Copy every line that mentions the word "text".

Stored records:
........

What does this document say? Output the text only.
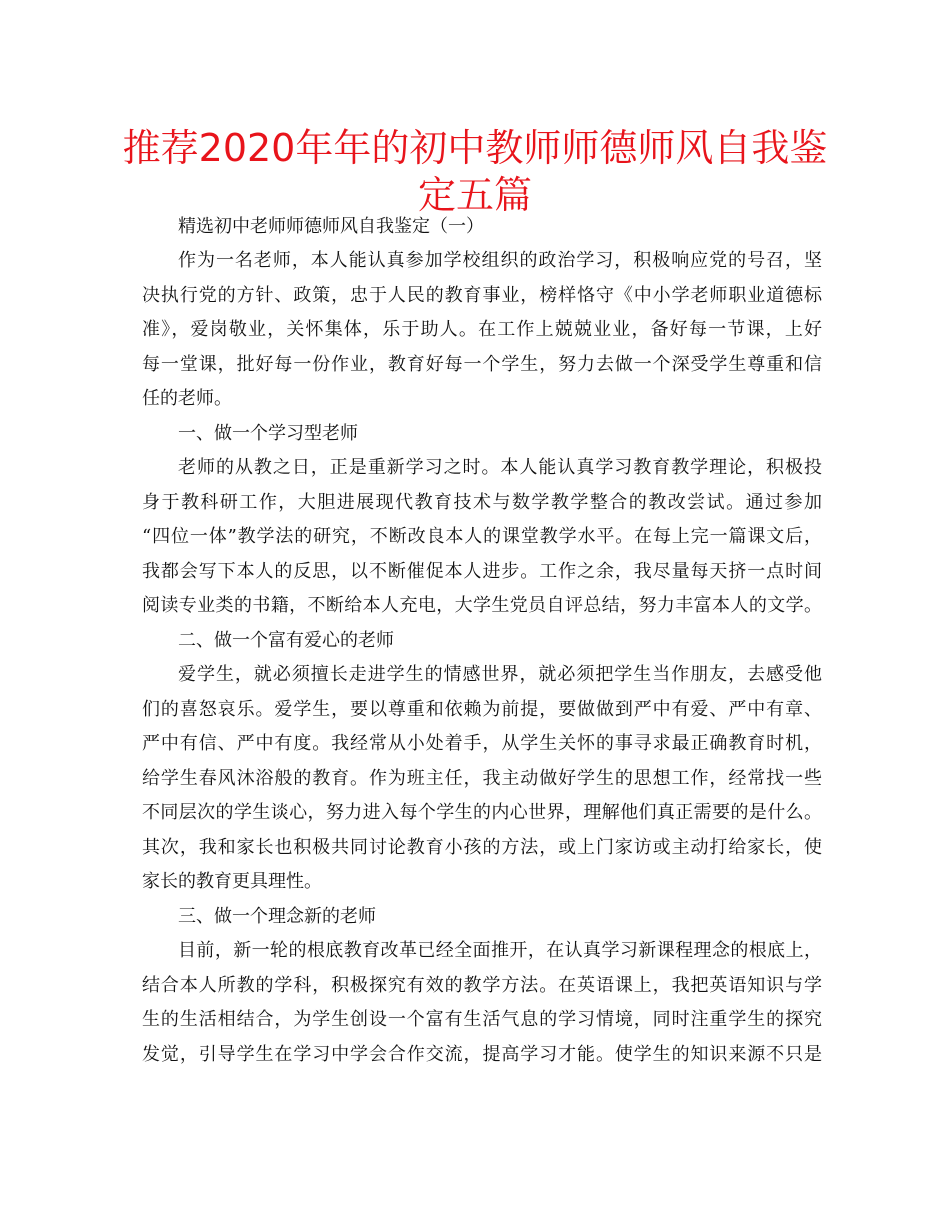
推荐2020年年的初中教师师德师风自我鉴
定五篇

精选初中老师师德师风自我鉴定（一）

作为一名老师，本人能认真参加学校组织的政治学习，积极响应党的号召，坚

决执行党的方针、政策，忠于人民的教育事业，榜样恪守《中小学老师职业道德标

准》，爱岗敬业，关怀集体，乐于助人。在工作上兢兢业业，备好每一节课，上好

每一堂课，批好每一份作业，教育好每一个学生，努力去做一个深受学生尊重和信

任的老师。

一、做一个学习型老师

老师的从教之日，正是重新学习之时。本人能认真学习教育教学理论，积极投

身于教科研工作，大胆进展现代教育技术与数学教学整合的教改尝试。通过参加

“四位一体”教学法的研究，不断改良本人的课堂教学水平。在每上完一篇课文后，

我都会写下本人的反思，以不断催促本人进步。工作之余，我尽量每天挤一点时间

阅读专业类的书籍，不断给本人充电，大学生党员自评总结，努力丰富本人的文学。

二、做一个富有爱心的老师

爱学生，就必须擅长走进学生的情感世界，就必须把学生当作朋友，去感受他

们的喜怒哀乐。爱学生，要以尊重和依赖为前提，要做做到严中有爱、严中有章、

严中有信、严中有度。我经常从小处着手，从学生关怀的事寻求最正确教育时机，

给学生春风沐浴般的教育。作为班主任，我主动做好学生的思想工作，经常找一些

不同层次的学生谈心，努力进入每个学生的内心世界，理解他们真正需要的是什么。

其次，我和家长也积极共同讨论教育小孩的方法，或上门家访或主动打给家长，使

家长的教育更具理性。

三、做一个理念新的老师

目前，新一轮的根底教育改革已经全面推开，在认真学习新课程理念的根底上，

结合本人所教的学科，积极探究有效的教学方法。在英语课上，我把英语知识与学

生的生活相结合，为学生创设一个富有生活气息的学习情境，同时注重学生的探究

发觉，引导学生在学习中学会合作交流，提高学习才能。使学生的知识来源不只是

........

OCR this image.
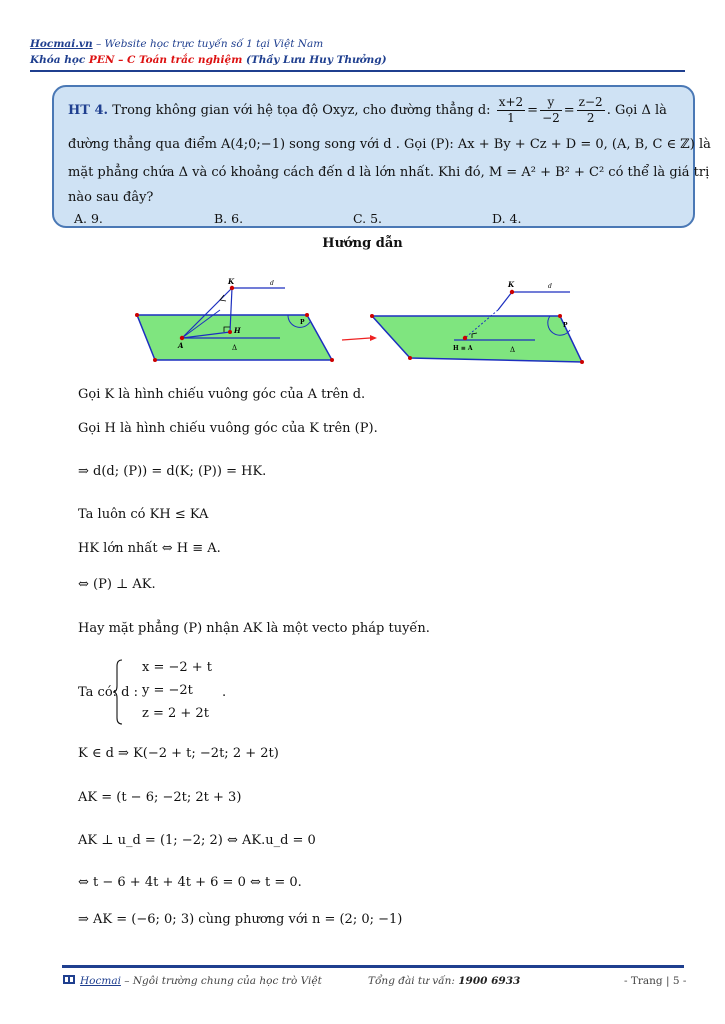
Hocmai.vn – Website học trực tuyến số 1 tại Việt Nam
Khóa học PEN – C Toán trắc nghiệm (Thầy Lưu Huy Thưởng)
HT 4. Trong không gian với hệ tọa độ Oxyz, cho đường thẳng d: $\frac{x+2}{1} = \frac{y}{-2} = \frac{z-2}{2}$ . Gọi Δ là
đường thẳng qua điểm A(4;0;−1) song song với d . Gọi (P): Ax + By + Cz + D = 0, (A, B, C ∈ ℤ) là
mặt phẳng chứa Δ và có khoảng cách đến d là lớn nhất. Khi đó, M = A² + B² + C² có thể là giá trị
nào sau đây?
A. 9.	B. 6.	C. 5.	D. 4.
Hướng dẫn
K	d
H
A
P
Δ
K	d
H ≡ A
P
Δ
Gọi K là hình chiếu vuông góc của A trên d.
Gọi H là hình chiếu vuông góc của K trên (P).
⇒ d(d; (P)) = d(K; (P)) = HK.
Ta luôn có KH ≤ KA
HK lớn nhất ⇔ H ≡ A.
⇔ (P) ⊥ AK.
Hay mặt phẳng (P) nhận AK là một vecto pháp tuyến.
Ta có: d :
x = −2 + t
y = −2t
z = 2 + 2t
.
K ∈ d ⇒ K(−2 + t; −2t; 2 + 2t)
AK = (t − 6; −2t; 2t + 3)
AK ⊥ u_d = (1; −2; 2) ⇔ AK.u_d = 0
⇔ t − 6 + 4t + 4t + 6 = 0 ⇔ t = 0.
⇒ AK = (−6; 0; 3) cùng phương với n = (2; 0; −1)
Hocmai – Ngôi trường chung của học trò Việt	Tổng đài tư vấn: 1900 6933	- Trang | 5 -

........

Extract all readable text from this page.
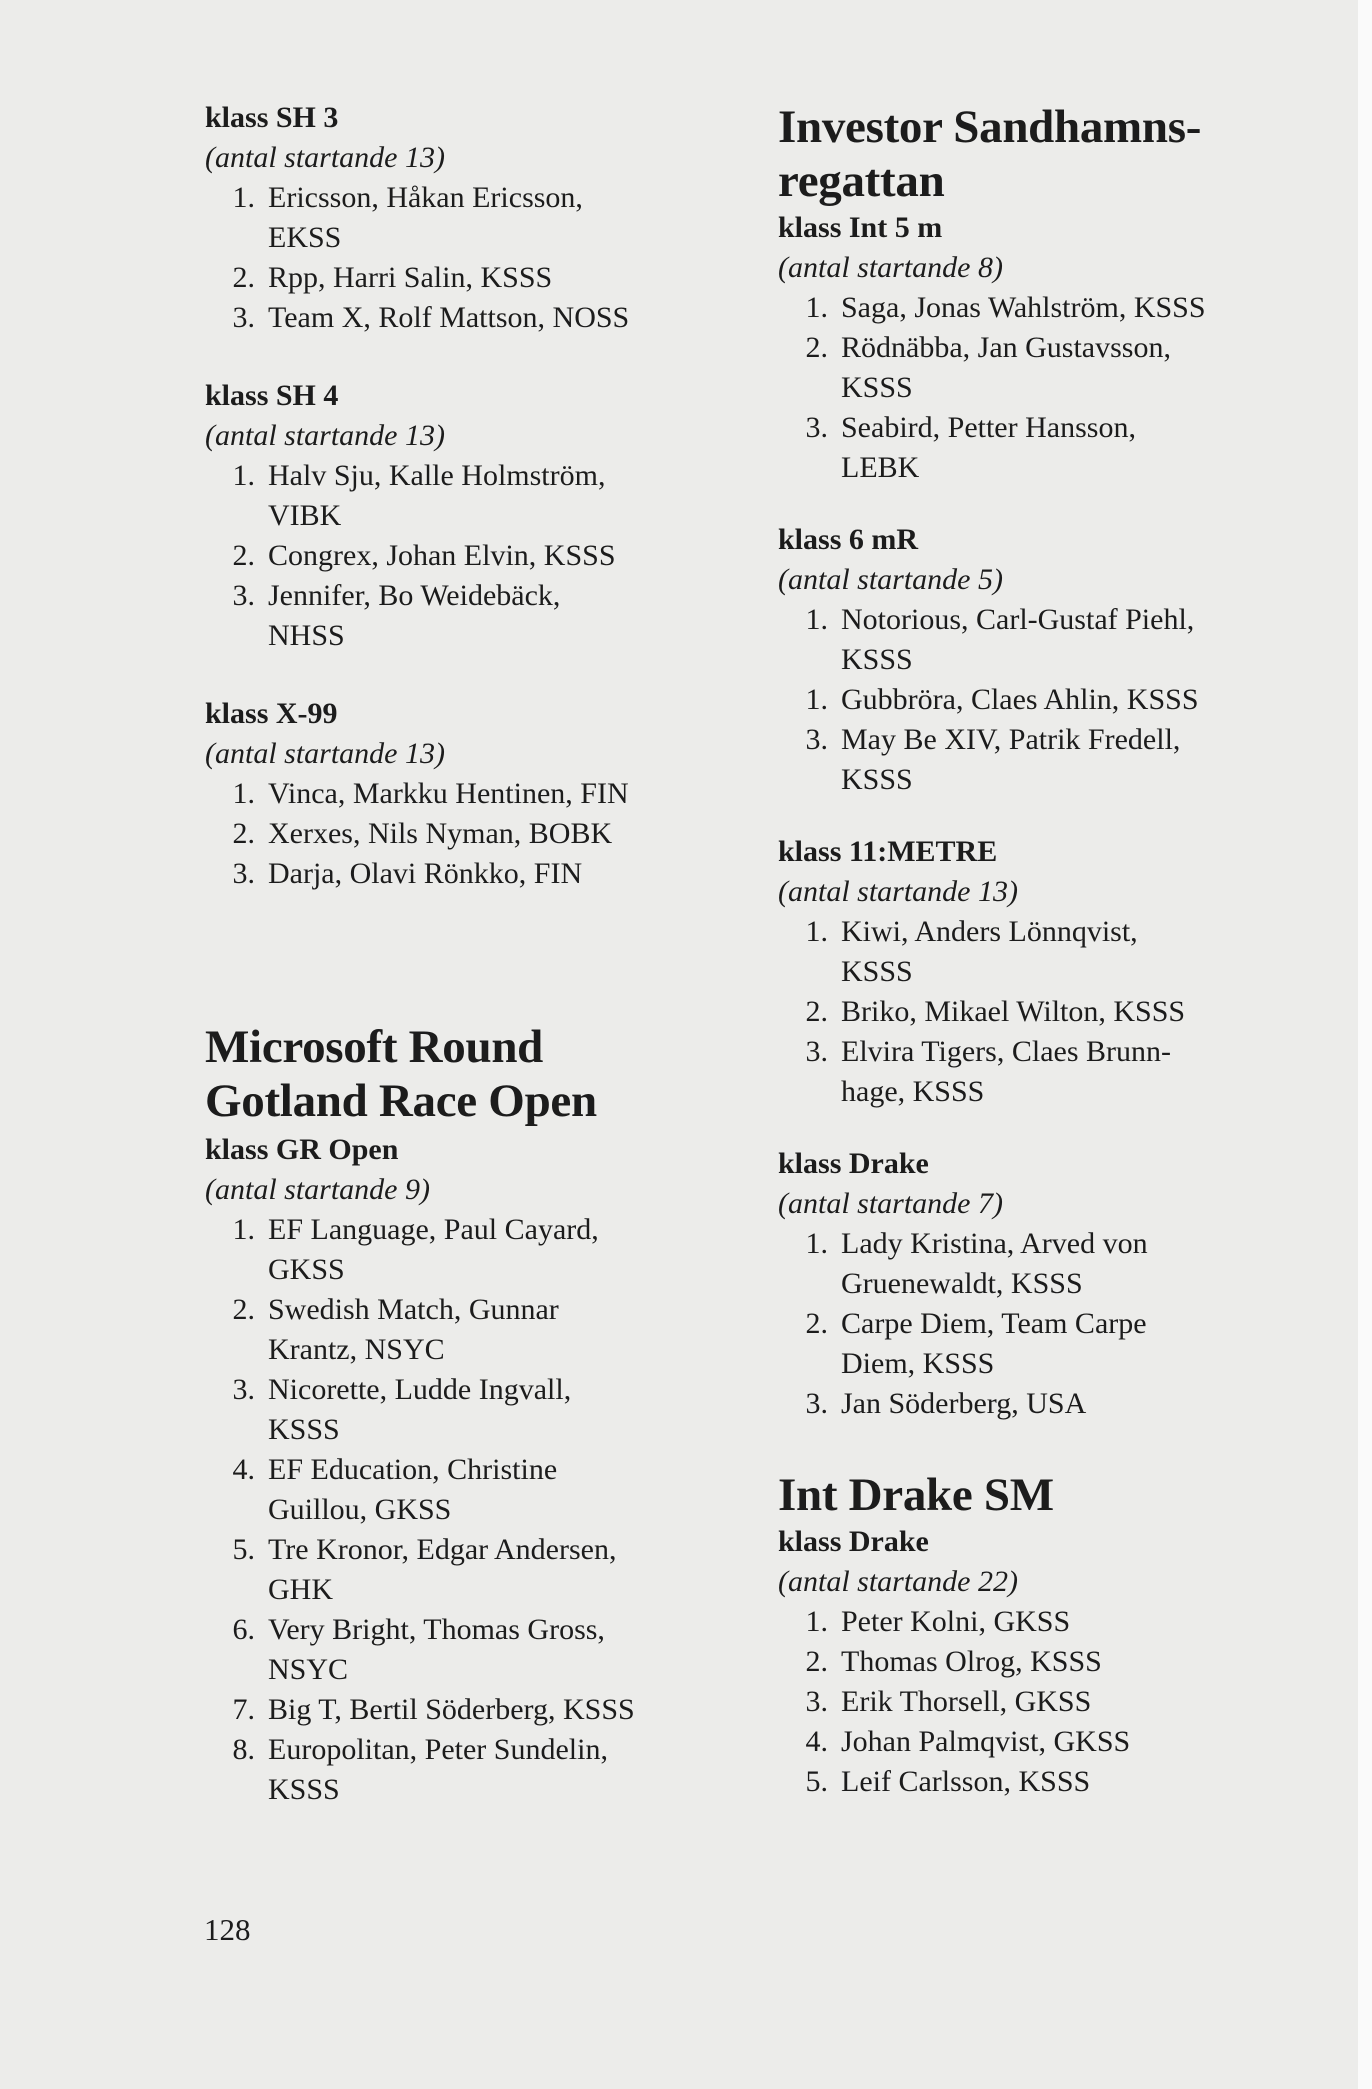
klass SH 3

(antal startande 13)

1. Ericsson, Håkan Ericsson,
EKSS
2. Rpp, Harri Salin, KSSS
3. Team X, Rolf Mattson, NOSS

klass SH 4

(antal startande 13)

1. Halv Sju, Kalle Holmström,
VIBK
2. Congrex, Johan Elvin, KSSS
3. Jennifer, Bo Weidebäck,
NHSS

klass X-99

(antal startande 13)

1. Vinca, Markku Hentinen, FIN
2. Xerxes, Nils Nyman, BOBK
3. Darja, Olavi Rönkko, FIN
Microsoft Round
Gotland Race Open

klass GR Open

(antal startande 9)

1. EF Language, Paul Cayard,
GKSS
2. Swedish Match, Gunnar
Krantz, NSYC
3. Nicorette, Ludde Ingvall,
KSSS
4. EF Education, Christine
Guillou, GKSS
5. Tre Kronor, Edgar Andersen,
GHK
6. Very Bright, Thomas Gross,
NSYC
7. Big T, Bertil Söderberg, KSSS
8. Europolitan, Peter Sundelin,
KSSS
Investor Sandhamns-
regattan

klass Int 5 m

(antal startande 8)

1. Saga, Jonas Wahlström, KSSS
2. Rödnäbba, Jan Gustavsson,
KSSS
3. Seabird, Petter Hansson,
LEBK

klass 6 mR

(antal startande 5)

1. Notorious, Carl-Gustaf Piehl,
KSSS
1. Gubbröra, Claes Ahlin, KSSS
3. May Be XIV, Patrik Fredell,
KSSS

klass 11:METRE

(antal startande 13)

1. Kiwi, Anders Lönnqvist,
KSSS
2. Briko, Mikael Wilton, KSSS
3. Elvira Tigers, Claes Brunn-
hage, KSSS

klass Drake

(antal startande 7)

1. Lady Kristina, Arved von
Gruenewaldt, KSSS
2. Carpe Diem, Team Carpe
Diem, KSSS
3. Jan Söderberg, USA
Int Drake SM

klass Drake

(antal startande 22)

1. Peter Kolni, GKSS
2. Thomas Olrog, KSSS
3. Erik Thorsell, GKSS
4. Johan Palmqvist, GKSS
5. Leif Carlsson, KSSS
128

........

_Result of this exercise_.
What does this document say? Output the text only.
Extract all readable text from this page.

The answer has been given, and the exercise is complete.